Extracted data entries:

-- START --

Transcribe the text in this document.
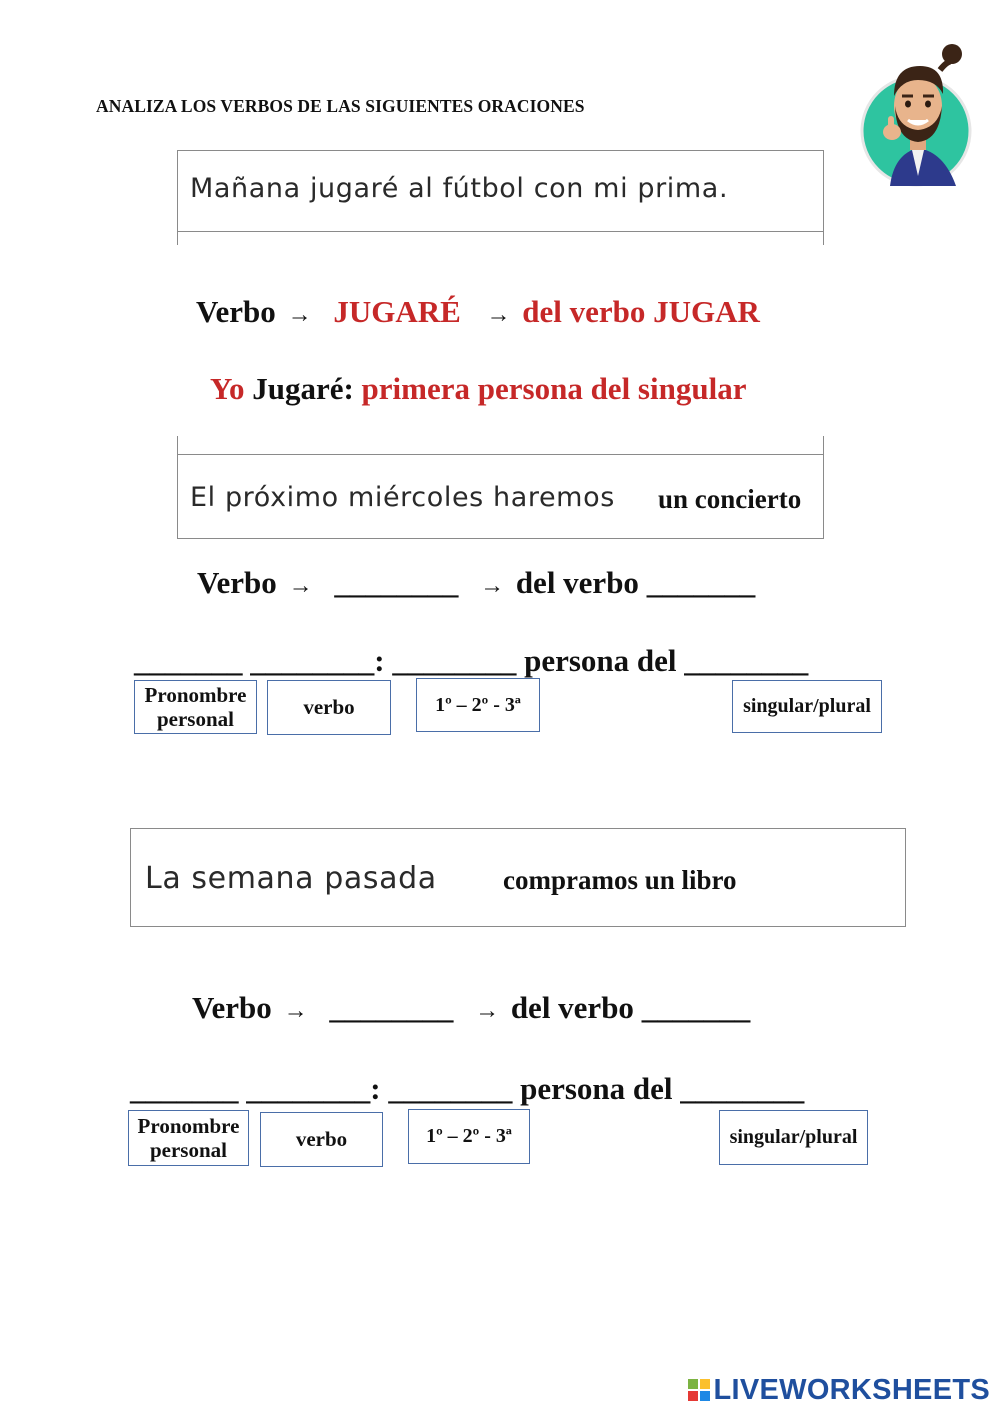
ANALIZA LOS VERBOS DE LAS SIGUIENTES ORACIONES
Mañana jugaré al fútbol con mi prima.
Verbo → JUGARÉ → del verbo JUGAR
Yo Jugaré: primera persona del singular
El próximo miércoles haremos un concierto
Verbo → ________ → del verbo _______
_______ ________: ________ persona del ________
Pronombre personal	verbo	1º – 2º - 3ª	singular/plural
La semana pasada compramos un libro
Verbo → ________ → del verbo _______
_______ ________: ________ persona del ________
Pronombre personal	verbo	1º – 2º - 3ª	singular/plural
LIVEWORKSHEETS
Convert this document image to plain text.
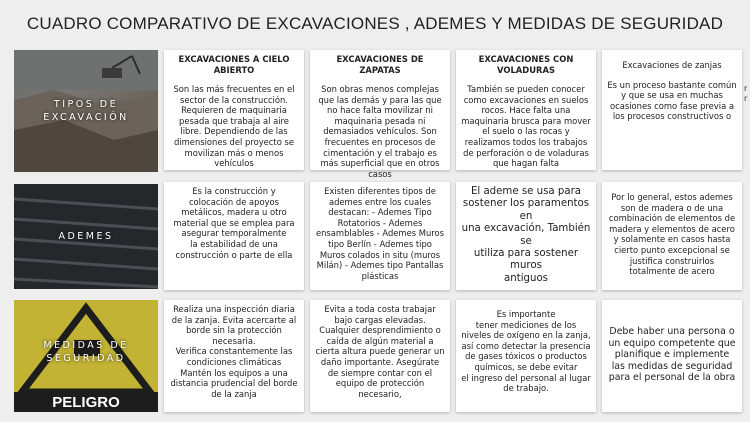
CUADRO COMPARATIVO DE EXCAVACIONES , ADEMES Y MEDIDAS DE SEGURIDAD
TIPOS DE
EXCAVACIÓN
EXCAVACIONES A CIELO ABIERTO
Son las más frecuentes en el sector de la construcción. Requieren de maquinaria pesada que trabaja al aire libre. Dependiendo de las dimensiones del proyecto se movilizan más o menos vehículos
EXCAVACIONES DE ZAPATAS
Son obras menos complejas que las demás y para las que no hace falta movilizar ni maquinaria pesada ni demasiados vehículos. Son frecuentes en procesos de cimentación y el trabajo es más superficial que en otros casos
EXCAVACIONES CON VOLADURAS
También se pueden conocer como excavaciones en suelos rocos. Hace falta una maquinaria brusca para mover el suelo o las rocas y realizamos todos los trabajos de perforación o de voladuras que hagan falta
Excavaciones de zanjas
Es un proceso bastante común y que se usa en muchas ocasiones como fase previa a los procesos constructivos o
r
r
ADEMES
Es la construcción y colocación de apoyos metálicos, madera u otro material que se emplea para asegurar temporalmente
la estabilidad de una construcción o parte de ella
Existen diferentes tipos de ademes entre los cuales destacan: - Ademes Tipo Rotatorios - Ademes ensamblables - Ademes Muros tipo Berlín - Ademes tipo Muros colados in situ (muros Milán) - Ademes tipo Pantallas plásticas
El ademe se usa para sostener los paramentos en
una excavación, También se
utiliza para sostener muros
antiguos
Por lo general, estos ademes son de madera o de una combinación de elementos de madera y elementos de acero y solamente en casos hasta cierto punto excepcional se justifica construirlos totalmente de acero
MEDIDAS DE
SEGURIDAD
PELIGRO
Realiza una inspección diaria
de la zanja. Evita acercarte al borde sin la protección necesaria.
Verifica constantemente las condiciones climáticas
Mantén los equipos a una distancia prudencial del borde de la zanja
Evita a toda costa trabajar bajo cargas elevadas. Cualquier desprendimiento o caída de algún material a cierta altura puede generar un daño importante. Asegúrate de siempre contar con el equipo de protección necesario,
Es importante
tener mediciones de los niveles de oxígeno en la zanja, así como detectar la presencia de gases tóxicos o productos químicos, se debe evitar
el ingreso del personal al lugar de trabajo.
Debe haber una persona o un equipo competente que planifique e implemente las medidas de seguridad para el personal de la obra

-- END --

▶ **Problem description**
Pull out all lines from the entries above in which the word "sostener" appears.

▶ **Answer to the task**
El ademe se usa para sostener los paramentos en
utiliza para sostener muros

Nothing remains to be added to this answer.